--- Objective 1 ---
In the retirement-account text below, do these statements agree with it? (a) Most of the money in these plans goes into the markets through large institutional brokerages. (b) In a stock-market-only self-directed account, you can move funds into real estate. (c) An IRA can hold gold and silver only through a custodian that allows such activity. Answer yes or no for each, and quote the words that decide it.
--- Objective 2 ---
Carry on the retirement-account text below, about self-directed IRAs, from the point where it stops.

--- Page extract ---
◇ ◇ ◇ ◇ ◇

Self Directed: Stock Market Only

Of the more than $5 trillion in these plans, 95% is invested into the stock, bond and mutual fund markets through large institutional brokerages like Fidelity, Vanguard, etc.  Also, banks like Wells Fargo, Chase, etc. offer the same services.

Some of the accounts are characterized as “self directed”.  Typically, this would be where someone has left a job and converted a 401(k) plan to an IRA.

“Self-direction” in this context means you can determine and take action to move funds around within stocks, bonds and mutual funds only.  The custodian carries out the transaction and you pay fees.

Self Directed: Non-Traditional Custodian

Then, there’s a subset of “self directed” IRAs whereby you can invest into non-traditional assets like real estate, private company stock, gold and silver, etc.  This can only be accomplished (with an IRA) by setting up an account with a custodian that allows such activity.

◇ ◇ ◇ ◇ ◇

Box coordinate listings:
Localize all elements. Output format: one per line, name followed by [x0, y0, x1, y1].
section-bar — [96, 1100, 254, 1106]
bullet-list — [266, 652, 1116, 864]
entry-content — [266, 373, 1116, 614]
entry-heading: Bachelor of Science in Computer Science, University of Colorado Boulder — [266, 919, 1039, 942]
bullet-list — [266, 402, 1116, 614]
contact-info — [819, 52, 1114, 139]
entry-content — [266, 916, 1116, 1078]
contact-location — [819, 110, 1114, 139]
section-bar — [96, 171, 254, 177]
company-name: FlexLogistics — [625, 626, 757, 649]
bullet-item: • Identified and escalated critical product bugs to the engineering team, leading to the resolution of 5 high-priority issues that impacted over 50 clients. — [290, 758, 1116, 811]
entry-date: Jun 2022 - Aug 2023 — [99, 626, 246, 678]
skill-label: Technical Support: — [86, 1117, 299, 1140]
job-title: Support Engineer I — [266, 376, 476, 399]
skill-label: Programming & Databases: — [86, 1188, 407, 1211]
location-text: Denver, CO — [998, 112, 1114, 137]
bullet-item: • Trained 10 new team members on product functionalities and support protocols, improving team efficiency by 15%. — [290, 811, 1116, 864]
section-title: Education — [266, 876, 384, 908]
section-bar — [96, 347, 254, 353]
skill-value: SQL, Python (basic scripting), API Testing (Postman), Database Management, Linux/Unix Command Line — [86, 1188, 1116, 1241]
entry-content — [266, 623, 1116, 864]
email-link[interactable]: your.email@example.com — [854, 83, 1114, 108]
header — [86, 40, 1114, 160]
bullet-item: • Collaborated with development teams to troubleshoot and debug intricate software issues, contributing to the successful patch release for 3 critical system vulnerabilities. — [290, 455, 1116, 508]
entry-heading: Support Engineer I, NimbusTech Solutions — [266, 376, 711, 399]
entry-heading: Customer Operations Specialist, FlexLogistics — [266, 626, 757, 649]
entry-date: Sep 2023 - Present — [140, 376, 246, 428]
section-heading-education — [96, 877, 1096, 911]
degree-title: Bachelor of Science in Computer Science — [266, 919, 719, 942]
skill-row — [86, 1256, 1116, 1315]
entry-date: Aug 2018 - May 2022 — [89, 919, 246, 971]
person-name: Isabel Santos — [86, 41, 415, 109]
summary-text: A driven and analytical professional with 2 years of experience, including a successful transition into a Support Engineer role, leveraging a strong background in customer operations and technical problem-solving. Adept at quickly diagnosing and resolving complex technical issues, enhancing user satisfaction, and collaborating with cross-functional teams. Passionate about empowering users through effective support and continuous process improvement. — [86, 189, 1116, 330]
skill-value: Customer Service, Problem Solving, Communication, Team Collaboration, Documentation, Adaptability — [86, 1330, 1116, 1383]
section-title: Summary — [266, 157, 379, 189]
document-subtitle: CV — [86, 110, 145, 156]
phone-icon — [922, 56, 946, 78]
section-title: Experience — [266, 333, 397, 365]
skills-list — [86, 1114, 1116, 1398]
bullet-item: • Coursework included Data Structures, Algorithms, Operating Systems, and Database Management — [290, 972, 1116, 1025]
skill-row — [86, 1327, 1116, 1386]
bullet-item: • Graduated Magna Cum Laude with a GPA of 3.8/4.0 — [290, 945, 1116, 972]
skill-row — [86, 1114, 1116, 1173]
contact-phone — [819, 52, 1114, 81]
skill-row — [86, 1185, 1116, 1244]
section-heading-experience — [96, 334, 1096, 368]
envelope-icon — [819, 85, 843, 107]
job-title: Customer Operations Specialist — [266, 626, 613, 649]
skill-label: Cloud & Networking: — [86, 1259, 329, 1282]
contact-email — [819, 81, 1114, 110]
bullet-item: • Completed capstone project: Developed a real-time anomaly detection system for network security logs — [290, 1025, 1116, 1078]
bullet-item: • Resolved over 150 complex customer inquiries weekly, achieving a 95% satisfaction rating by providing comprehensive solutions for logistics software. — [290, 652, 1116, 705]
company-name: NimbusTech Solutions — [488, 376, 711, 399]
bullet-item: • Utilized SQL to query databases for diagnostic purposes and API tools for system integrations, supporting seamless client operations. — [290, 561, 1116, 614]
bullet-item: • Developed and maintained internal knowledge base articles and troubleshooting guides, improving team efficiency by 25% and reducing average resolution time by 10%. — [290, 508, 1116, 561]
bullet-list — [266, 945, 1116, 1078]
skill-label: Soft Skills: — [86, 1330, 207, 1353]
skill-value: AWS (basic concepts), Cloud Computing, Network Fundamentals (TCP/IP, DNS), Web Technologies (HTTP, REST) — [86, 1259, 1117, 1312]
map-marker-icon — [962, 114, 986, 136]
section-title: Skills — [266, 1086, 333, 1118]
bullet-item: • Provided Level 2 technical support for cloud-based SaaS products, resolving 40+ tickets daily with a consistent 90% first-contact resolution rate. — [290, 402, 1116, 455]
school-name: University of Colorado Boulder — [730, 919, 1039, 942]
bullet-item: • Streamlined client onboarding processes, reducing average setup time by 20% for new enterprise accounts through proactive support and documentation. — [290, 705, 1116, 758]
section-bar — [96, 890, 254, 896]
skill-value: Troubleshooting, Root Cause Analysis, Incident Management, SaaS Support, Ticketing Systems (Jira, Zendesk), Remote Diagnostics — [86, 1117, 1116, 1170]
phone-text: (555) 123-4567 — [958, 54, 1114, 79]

◇ ◇ ◇ ◇ ◇

--- Reply 1 ---
(a) Yes: "95% is invested into the stock, bond and mutual fund markets through large institutional brokerages like Fidelity, Vanguard, etc."
(b) No: "you can determine and take action to move funds around within stocks, bonds and mutual funds only."
(c) Yes: "This can only be accomplished (with an IRA) by setting up an account with a custodian that allows such activity."

--- Reply 2 ---
In the case of these “non-traditional” custodians, the term “self directed” applies in the same sense it does with the stock market custodians: You choose the investment and the custodian carries out the transaction.

But, in most cases (unlike stocks, etc. where everything is done online), you have to fill out hardcopy paperwork with original signatures and submit it to the custodian. They handle the transactions for you and charge fees to do so.

Self Directed: Checkbook Control

Then, comes the best choice of all – checkbook control.  Safeguard Advisors sets up a legal structure (LLC) or trust (Solo 401k) that allows you to transfer control from non-traditional custodians to yourself.  (It’s your money so why shouldn’t you control it?)

We assist with the set up of a checking account at your local bank to hold funds, and you execute transactions simply by writing a check.  You entirely control the process and all but eliminate custodial fees (annual fees still apply).

You can see an illustration of this by going to this link: Custodian vs Checkbook Control.

This Isn’t A New Concept

What Safeguard offers as a service has been done for high net worth clients ever since the Employee Retirement Income Security Act of 1974 (ERISA) was passed by Congress.

As a matter of fact, our tax attorney, has been setting up plans with checkbook control for more almost 20 years. So, this strategy isn’t new. It’s just not been well known.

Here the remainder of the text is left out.